Start Data for processing
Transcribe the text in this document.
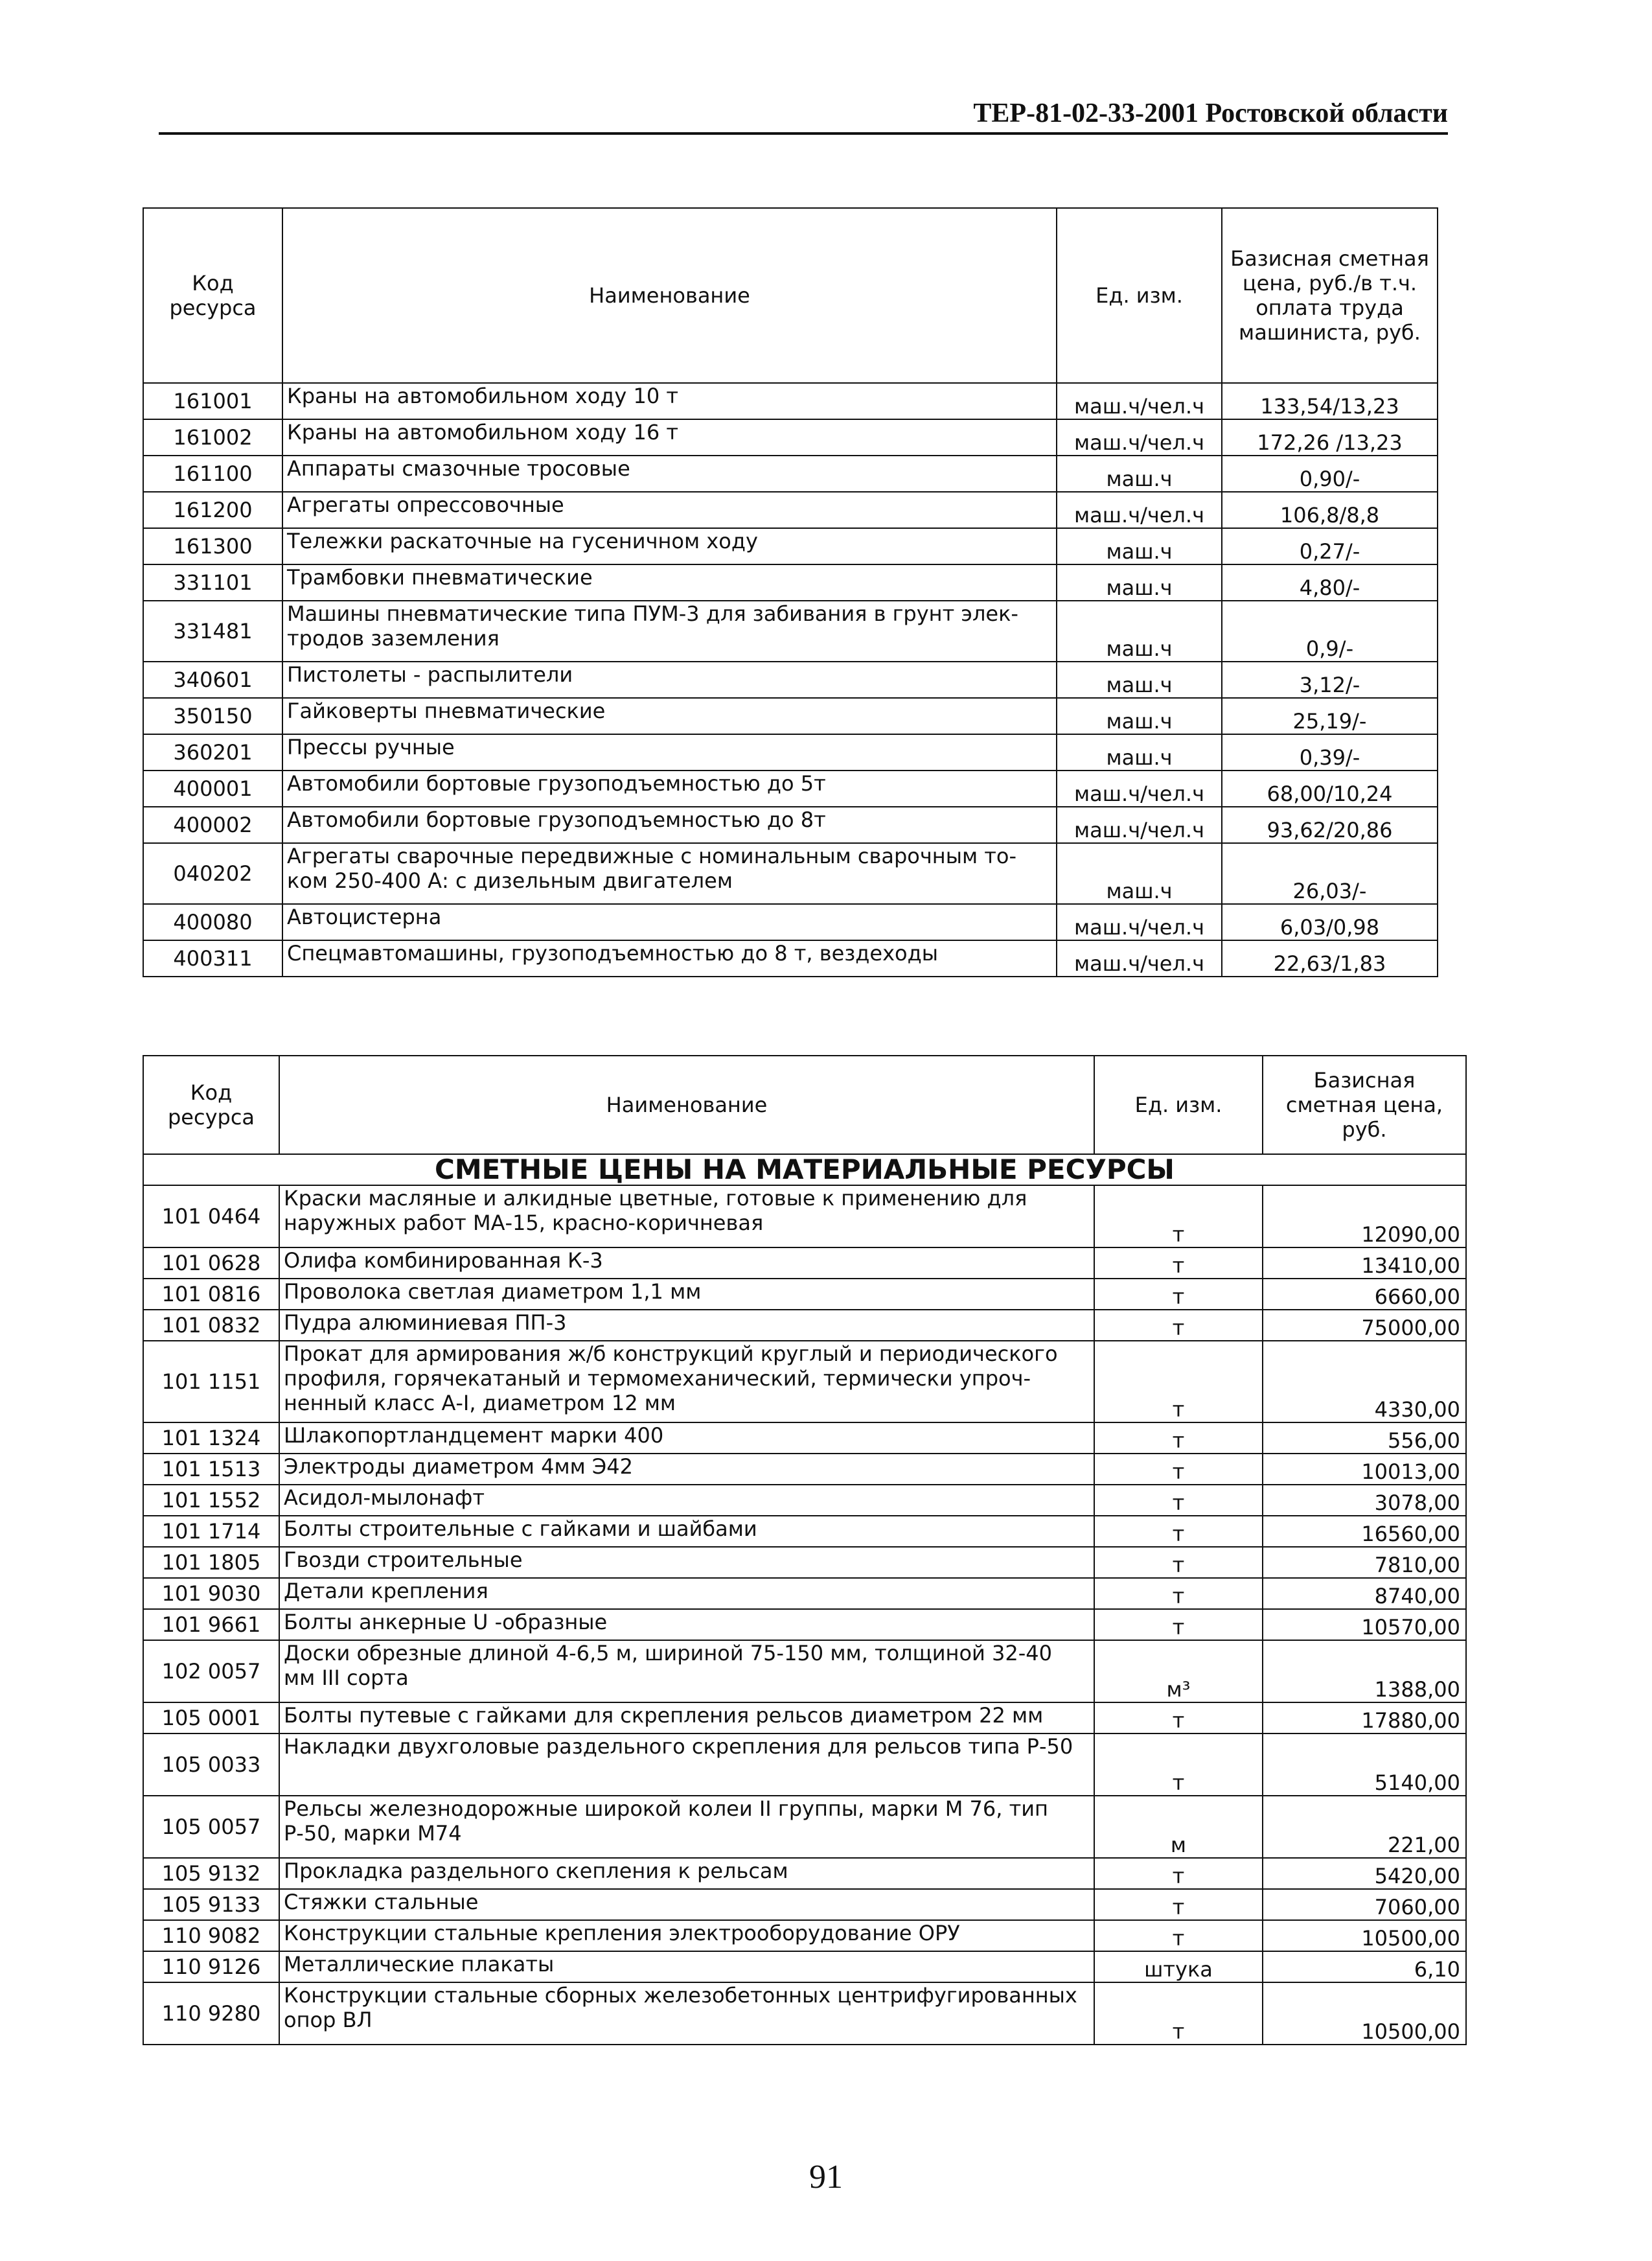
ТЕР-81-02-33-2001 Ростовской области
Код ресурса	Наименование	Ед. изм.	Базисная сметная цена, руб./в т.ч. оплата труда машиниста, руб.
161001	Краны на автомобильном ходу 10 т	маш.ч/чел.ч	133,54/13,23
161002	Краны на автомобильном ходу 16 т	маш.ч/чел.ч	172,26 /13,23
161100	Аппараты смазочные тросовые	маш.ч	0,90/-
161200	Агрегаты опрессовочные	маш.ч/чел.ч	106,8/8,8
161300	Тележки раскаточные на гусеничном ходу	маш.ч	0,27/-
331101	Трамбовки пневматические	маш.ч	4,80/-
331481	Машины пневматические типа ПУМ-3 для забивания в грунт элек-тродов заземления	маш.ч	0,9/-
340601	Пистолеты - распылители	маш.ч	3,12/-
350150	Гайковерты пневматические	маш.ч	25,19/-
360201	Прессы ручные	маш.ч	0,39/-
400001	Автомобили бортовые грузоподъемностью до 5т	маш.ч/чел.ч	68,00/10,24
400002	Автомобили бортовые грузоподъемностью до 8т	маш.ч/чел.ч	93,62/20,86
040202	Агрегаты сварочные передвижные с номинальным сварочным то-ком 250-400 А: с дизельным двигателем	маш.ч	26,03/-
400080	Автоцистерна	маш.ч/чел.ч	6,03/0,98
400311	Спецмавтомашины, грузоподъемностью до 8 т, вездеходы	маш.ч/чел.ч	22,63/1,83
Код ресурса	Наименование	Ед. изм.	Базисная сметная цена, руб.
СМЕТНЫЕ ЦЕНЫ НА МАТЕРИАЛЬНЫЕ РЕСУРСЫ			
101 0464	Краски масляные и алкидные цветные, готовые к применению для наружных работ МА-15, красно-коричневая	т	12090,00
101 0628	Олифа комбинированная К-3	т	13410,00
101 0816	Проволока светлая диаметром 1,1 мм	т	6660,00
101 0832	Пудра алюминиевая ПП-3	т	75000,00
101 1151	Прокат для армирования ж/б конструкций круглый и периодического профиля, горячекатаный и термомеханический, термически упроч-ненный класс А-I, диаметром 12 мм	т	4330,00
101 1324	Шлакопортландцемент марки 400	т	556,00
101 1513	Электроды диаметром 4мм Э42	т	10013,00
101 1552	Асидол-мылонафт	т	3078,00
101 1714	Болты строительные с гайками и шайбами	т	16560,00
101 1805	Гвозди строительные	т	7810,00
101 9030	Детали крепления	т	8740,00
101 9661	Болты анкерные U -образные	т	10570,00
102 0057	Доски обрезные длиной 4-6,5 м, шириной 75-150 мм, толщиной 32-40 мм III сорта	м³	1388,00
105 0001	Болты путевые с гайками для скрепления рельсов диаметром 22 мм	т	17880,00
105 0033	Накладки двухголовые раздельного скрепления для рельсов типа Р-50	т	5140,00
105 0057	Рельсы железнодорожные широкой колеи II группы, марки М 76, тип Р-50, марки М74	м	221,00
105 9132	Прокладка раздельного скепления к рельсам	т	5420,00
105 9133	Стяжки стальные	т	7060,00
110 9082	Конструкции стальные крепления электрооборудование ОРУ	т	10500,00
110 9126	Металлические плакаты	штука	6,10
110 9280	Конструкции стальные сборных железобетонных центрифугированных опор ВЛ	т	10500,00
91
End Data for processing
# The task
Go through the listing above and locate each line that holds the word "гайками". Copy those lines.

# Solution to this task
101 1714	Болты строительные с гайками и шайбами	т	16560,00
105 0001	Болты путевые с гайками для скрепления рельсов диаметром 22 мм	т	17880,00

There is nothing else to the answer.